_Given request_:
Copy out the entries below precisely; nothing is to be omitted.

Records
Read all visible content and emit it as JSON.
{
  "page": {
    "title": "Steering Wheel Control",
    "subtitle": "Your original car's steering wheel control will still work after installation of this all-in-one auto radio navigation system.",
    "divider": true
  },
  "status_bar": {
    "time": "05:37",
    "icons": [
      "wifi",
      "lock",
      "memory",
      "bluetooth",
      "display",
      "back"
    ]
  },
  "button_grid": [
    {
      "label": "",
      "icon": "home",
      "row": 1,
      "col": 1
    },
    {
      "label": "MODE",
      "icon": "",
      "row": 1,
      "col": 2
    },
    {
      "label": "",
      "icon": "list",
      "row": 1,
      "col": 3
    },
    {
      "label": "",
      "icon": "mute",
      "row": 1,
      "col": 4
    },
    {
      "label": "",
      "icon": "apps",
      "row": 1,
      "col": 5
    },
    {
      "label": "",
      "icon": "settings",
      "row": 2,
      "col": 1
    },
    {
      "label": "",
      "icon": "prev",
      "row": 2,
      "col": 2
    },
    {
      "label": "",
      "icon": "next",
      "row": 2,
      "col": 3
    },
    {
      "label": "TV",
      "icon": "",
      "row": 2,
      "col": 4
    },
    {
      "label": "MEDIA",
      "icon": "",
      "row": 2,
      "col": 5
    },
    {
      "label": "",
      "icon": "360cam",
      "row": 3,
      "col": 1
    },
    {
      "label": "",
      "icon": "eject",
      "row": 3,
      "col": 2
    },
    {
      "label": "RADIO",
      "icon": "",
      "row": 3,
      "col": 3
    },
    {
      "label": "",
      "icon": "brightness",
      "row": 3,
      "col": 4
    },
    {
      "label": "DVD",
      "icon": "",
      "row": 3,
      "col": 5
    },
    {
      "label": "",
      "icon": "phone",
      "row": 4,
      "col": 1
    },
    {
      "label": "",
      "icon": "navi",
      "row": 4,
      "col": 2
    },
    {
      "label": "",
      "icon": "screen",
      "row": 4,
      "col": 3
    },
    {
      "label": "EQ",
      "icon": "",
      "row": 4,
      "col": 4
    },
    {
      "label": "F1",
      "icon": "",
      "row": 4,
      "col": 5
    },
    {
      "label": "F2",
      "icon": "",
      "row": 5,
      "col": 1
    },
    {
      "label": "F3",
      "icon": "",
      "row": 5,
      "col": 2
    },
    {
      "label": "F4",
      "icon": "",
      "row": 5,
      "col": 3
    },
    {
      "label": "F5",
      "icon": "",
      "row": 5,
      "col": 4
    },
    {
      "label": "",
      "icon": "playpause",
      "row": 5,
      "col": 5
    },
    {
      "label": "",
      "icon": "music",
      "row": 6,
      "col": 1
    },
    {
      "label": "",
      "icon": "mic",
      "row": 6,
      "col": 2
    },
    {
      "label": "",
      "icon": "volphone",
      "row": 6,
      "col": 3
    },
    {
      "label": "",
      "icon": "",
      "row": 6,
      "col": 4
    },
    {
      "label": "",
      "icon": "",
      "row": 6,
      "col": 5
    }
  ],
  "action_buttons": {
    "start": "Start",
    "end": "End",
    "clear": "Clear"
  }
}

_Full answer_:
Read all visible content and emit it as JSON.
{
  "page": {
    "title": "Steering Wheel Control",
    "subtitle": "Your original car's steering wheel control will still work after installation of this all-in-one auto radio navigation system.",
    "divider": true
  },
  "status_bar": {
    "time": "05:37",
    "icons": [
      "wifi",
      "lock",
      "memory",
      "bluetooth",
      "display",
      "back"
    ]
  },
  "button_grid": [
    {
      "label": "",
      "icon": "home",
      "row": 1,
      "col": 1
    },
    {
      "label": "MODE",
      "icon": "",
      "row": 1,
      "col": 2
    },
    {
      "label": "",
      "icon": "list",
      "row": 1,
      "col": 3
    },
    {
      "label": "",
      "icon": "mute",
      "row": 1,
      "col": 4
    },
    {
      "label": "",
      "icon": "apps",
      "row": 1,
      "col": 5
    },
    {
      "label": "",
      "icon": "settings",
      "row": 2,
      "col": 1
    },
    {
      "label": "",
      "icon": "prev",
      "row": 2,
      "col": 2
    },
    {
      "label": "",
      "icon": "next",
      "row": 2,
      "col": 3
    },
    {
      "label": "TV",
      "icon": "",
      "row": 2,
      "col": 4
    },
    {
      "label": "MEDIA",
      "icon": "",
      "row": 2,
      "col": 5
    },
    {
      "label": "",
      "icon": "360cam",
      "row": 3,
      "col": 1
    },
    {
      "label": "",
      "icon": "eject",
      "row": 3,
      "col": 2
    },
    {
      "label": "RADIO",
      "icon": "",
      "row": 3,
      "col": 3
    },
    {
      "label": "",
      "icon": "brightness",
      "row": 3,
      "col": 4
    },
    {
      "label": "DVD",
      "icon": "",
      "row": 3,
      "col": 5
    },
    {
      "label": "",
      "icon": "phone",
      "row": 4,
      "col": 1
    },
    {
      "label": "",
      "icon": "navi",
      "row": 4,
      "col": 2
    },
    {
      "label": "",
      "icon": "screen",
      "row": 4,
      "col": 3
    },
    {
      "label": "EQ",
      "icon": "",
      "row": 4,
      "col": 4
    },
    {
      "label": "F1",
      "icon": "",
      "row": 4,
      "col": 5
    },
    {
      "label": "F2",
      "icon": "",
      "row": 5,
      "col": 1
    },
    {
      "label": "F3",
      "icon": "",
      "row": 5,
      "col": 2
    },
    {
      "label": "F4",
      "icon": "",
      "row": 5,
      "col": 3
    },
    {
      "label": "F5",
      "icon": "",
      "row": 5,
      "col": 4
    },
    {
      "label": "",
      "icon": "playpause",
      "row": 5,
      "col": 5
    },
    {
      "label": "",
      "icon": "music",
      "row": 6,
      "col": 1
    },
    {
      "label": "",
      "icon": "mic",
      "row": 6,
      "col": 2
    },
    {
      "label": "",
      "icon": "volphone",
      "row": 6,
      "col": 3
    },
    {
      "label": "",
      "icon": "",
      "row": 6,
      "col": 4
    },
    {
      "label": "",
      "icon": "",
      "row": 6,
      "col": 5
    }
  ],
  "action_buttons": {
    "start": "Start",
    "end": "End",
    "clear": "Clear"
  }
}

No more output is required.